*** RAW RECORDS ***

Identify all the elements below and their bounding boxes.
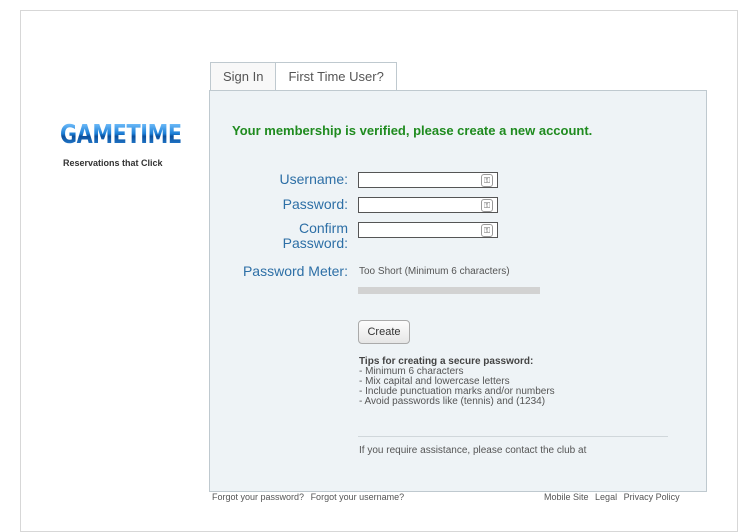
confirm-password-input[interactable] (359, 226, 481, 240)
key-icon[interactable]: ⚿ (481, 224, 493, 237)
logo-tagline: Reservations that Click (63, 158, 163, 168)
username-label: Username: (279, 171, 348, 187)
confirm-password-field[interactable]: ⚿ (358, 222, 498, 240)
legal-link[interactable]: Legal (595, 492, 617, 502)
username-input[interactable] (359, 176, 481, 190)
key-icon[interactable]: ⚿ (481, 199, 493, 212)
password-input[interactable] (359, 201, 481, 215)
mobile-site-link[interactable]: Mobile Site (544, 492, 589, 502)
key-icon[interactable]: ⚿ (481, 174, 493, 187)
password-meter-bar (358, 287, 540, 294)
password-label: Password: (282, 196, 348, 212)
create-account-panel: Your membership is verified, please crea… (209, 90, 707, 492)
password-meter-status: Too Short (Minimum 6 characters) (359, 266, 510, 277)
password-meter-label: Password Meter: (242, 263, 348, 279)
verified-message: Your membership is verified, please crea… (232, 123, 593, 138)
password-field[interactable]: ⚿ (358, 197, 498, 215)
confirm-label-line2: Password: (282, 235, 348, 251)
privacy-policy-link[interactable]: Privacy Policy (624, 492, 680, 502)
account-tabs: Sign In First Time User? (210, 62, 397, 91)
tab-first-time-user[interactable]: First Time User? (275, 62, 397, 91)
confirm-label-line1: Confirm (298, 220, 348, 236)
tab-sign-in[interactable]: Sign In (210, 62, 277, 91)
divider (358, 436, 668, 437)
password-tips: Tips for creating a secure password: - M… (359, 357, 555, 407)
username-field[interactable]: ⚿ (358, 172, 498, 190)
forgot-password-link[interactable]: Forgot your password? (212, 492, 304, 502)
assistance-text: If you require assistance, please contac… (359, 445, 587, 456)
tip-item: - Avoid passwords like (tennis) and (123… (359, 396, 546, 407)
create-button[interactable]: Create (358, 320, 410, 344)
forgot-username-link[interactable]: Forgot your username? (311, 492, 405, 502)
confirm-password-label: Confirm Password: (283, 221, 348, 251)
footer-right: Mobile Site Legal Privacy Policy (544, 492, 684, 502)
gametime-logo: GAMETIME (60, 122, 212, 148)
footer-left: Forgot your password? Forgot your userna… (212, 492, 408, 502)
logo-wordmark: GAMETIME (60, 120, 182, 150)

***

▶ **WHAT TO DO**:
Please copy every line of the listing above without any change, and leave out the picture.

▶ **COMPLETE ANSWER**:
Identify all the elements below and their bounding boxes.
confirm-password-input[interactable] (359, 226, 481, 240)
key-icon[interactable]: ⚿ (481, 224, 493, 237)
logo-tagline: Reservations that Click (63, 158, 163, 168)
username-label: Username: (279, 171, 348, 187)
confirm-password-field[interactable]: ⚿ (358, 222, 498, 240)
legal-link[interactable]: Legal (595, 492, 617, 502)
username-input[interactable] (359, 176, 481, 190)
key-icon[interactable]: ⚿ (481, 199, 493, 212)
password-input[interactable] (359, 201, 481, 215)
mobile-site-link[interactable]: Mobile Site (544, 492, 589, 502)
key-icon[interactable]: ⚿ (481, 174, 493, 187)
password-meter-bar (358, 287, 540, 294)
password-label: Password: (282, 196, 348, 212)
create-account-panel: Your membership is verified, please crea… (209, 90, 707, 492)
password-meter-status: Too Short (Minimum 6 characters) (359, 266, 510, 277)
password-meter-label: Password Meter: (242, 263, 348, 279)
verified-message: Your membership is verified, please crea… (232, 123, 593, 138)
password-field[interactable]: ⚿ (358, 197, 498, 215)
confirm-label-line2: Password: (282, 235, 348, 251)
privacy-policy-link[interactable]: Privacy Policy (624, 492, 680, 502)
account-tabs: Sign In First Time User? (210, 62, 397, 91)
tab-first-time-user[interactable]: First Time User? (275, 62, 397, 91)
confirm-label-line1: Confirm (298, 220, 348, 236)
tab-sign-in[interactable]: Sign In (210, 62, 277, 91)
divider (358, 436, 668, 437)
password-tips: Tips for creating a secure password: - M… (359, 357, 555, 407)
username-field[interactable]: ⚿ (358, 172, 498, 190)
forgot-password-link[interactable]: Forgot your password? (212, 492, 304, 502)
assistance-text: If you require assistance, please contac… (359, 445, 587, 456)
tip-item: - Avoid passwords like (tennis) and (123… (359, 396, 546, 407)
create-button[interactable]: Create (358, 320, 410, 344)
forgot-username-link[interactable]: Forgot your username? (311, 492, 405, 502)
confirm-password-label: Confirm Password: (283, 221, 348, 251)
footer-right: Mobile Site Legal Privacy Policy (544, 492, 684, 502)
gametime-logo: GAMETIME (60, 122, 212, 148)
footer-left: Forgot your password? Forgot your userna… (212, 492, 408, 502)
logo-wordmark: GAMETIME (60, 120, 182, 150)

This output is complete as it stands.